Items listed in a dataset
+++

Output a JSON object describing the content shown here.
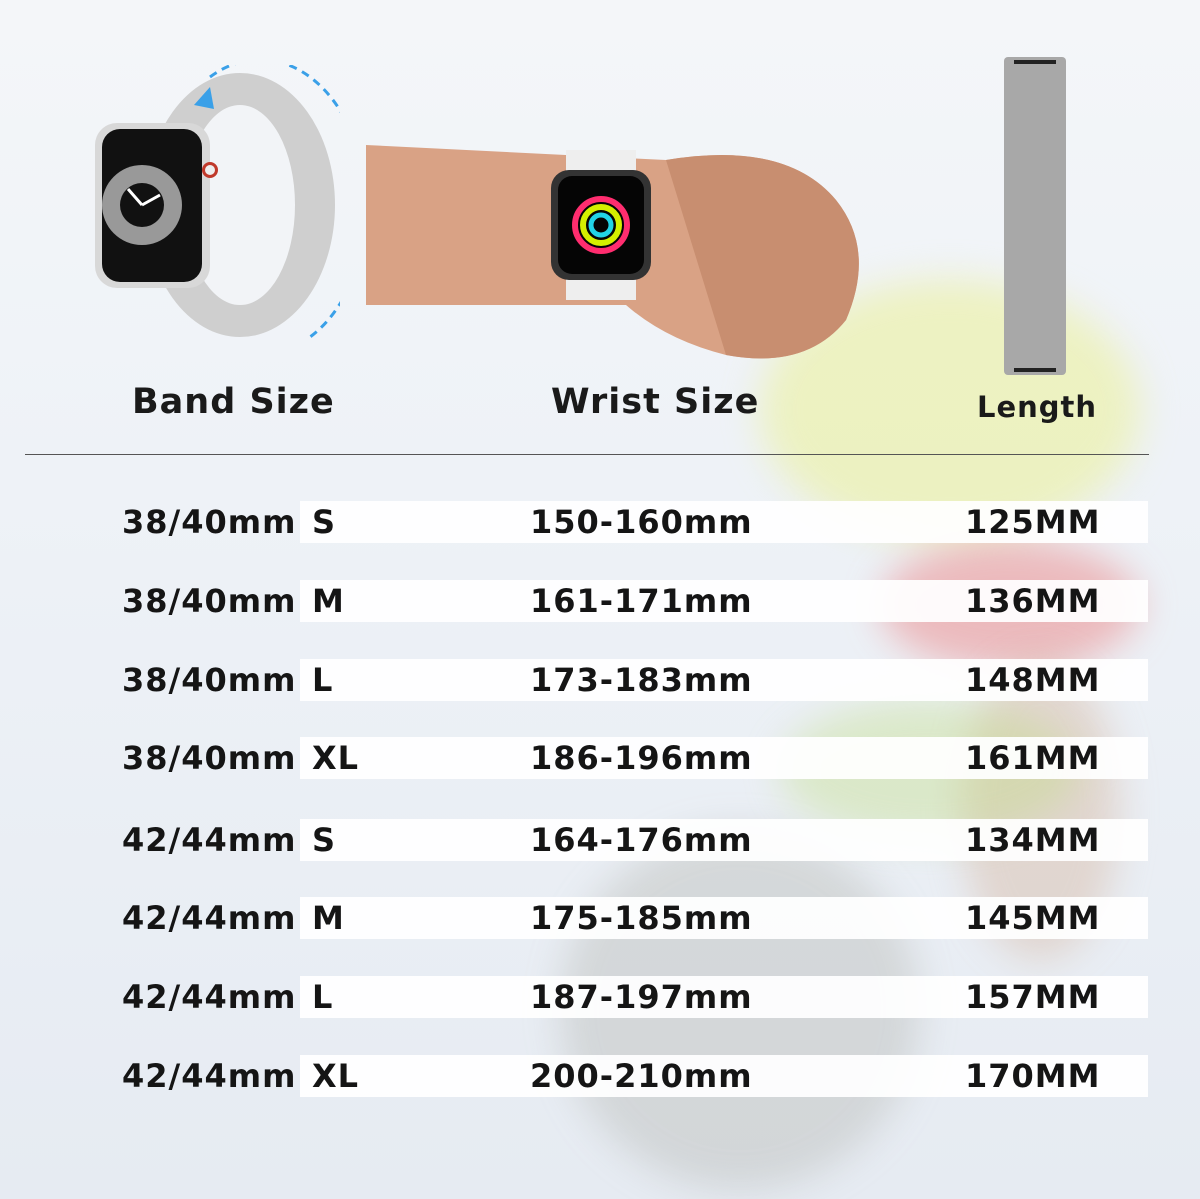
{
  "headers": {
    "band_size": "Band Size",
    "wrist_size": "Wrist Size",
    "length": "Length"
  },
  "colors": {
    "band": "#c9c9c9",
    "arrow": "#3aa0e8",
    "text": "#151515",
    "row_bg": "#ffffff"
  },
  "rows": [
    {
      "band": "38/40mm",
      "size": "S",
      "wrist": "150-160mm",
      "length": "125MM"
    },
    {
      "band": "38/40mm",
      "size": "M",
      "wrist": "161-171mm",
      "length": "136MM"
    },
    {
      "band": "38/40mm",
      "size": "L",
      "wrist": "173-183mm",
      "length": "148MM"
    },
    {
      "band": "38/40mm",
      "size": "XL",
      "wrist": "186-196mm",
      "length": "161MM"
    },
    {
      "band": "42/44mm",
      "size": "S",
      "wrist": "164-176mm",
      "length": "134MM"
    },
    {
      "band": "42/44mm",
      "size": "M",
      "wrist": "175-185mm",
      "length": "145MM"
    },
    {
      "band": "42/44mm",
      "size": "L",
      "wrist": "187-197mm",
      "length": "157MM"
    },
    {
      "band": "42/44mm",
      "size": "XL",
      "wrist": "200-210mm",
      "length": "170MM"
    }
  ]
}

+++

#### [Given instruction]
Extract the full listing exactly, with the pictures left out.

#### [Answer to this exercise]
Output a JSON object describing the content shown here.
{
  "headers": {
    "band_size": "Band Size",
    "wrist_size": "Wrist Size",
    "length": "Length"
  },
  "colors": {
    "band": "#c9c9c9",
    "arrow": "#3aa0e8",
    "text": "#151515",
    "row_bg": "#ffffff"
  },
  "rows": [
    {
      "band": "38/40mm",
      "size": "S",
      "wrist": "150-160mm",
      "length": "125MM"
    },
    {
      "band": "38/40mm",
      "size": "M",
      "wrist": "161-171mm",
      "length": "136MM"
    },
    {
      "band": "38/40mm",
      "size": "L",
      "wrist": "173-183mm",
      "length": "148MM"
    },
    {
      "band": "38/40mm",
      "size": "XL",
      "wrist": "186-196mm",
      "length": "161MM"
    },
    {
      "band": "42/44mm",
      "size": "S",
      "wrist": "164-176mm",
      "length": "134MM"
    },
    {
      "band": "42/44mm",
      "size": "M",
      "wrist": "175-185mm",
      "length": "145MM"
    },
    {
      "band": "42/44mm",
      "size": "L",
      "wrist": "187-197mm",
      "length": "157MM"
    },
    {
      "band": "42/44mm",
      "size": "XL",
      "wrist": "200-210mm",
      "length": "170MM"
    }
  ]
}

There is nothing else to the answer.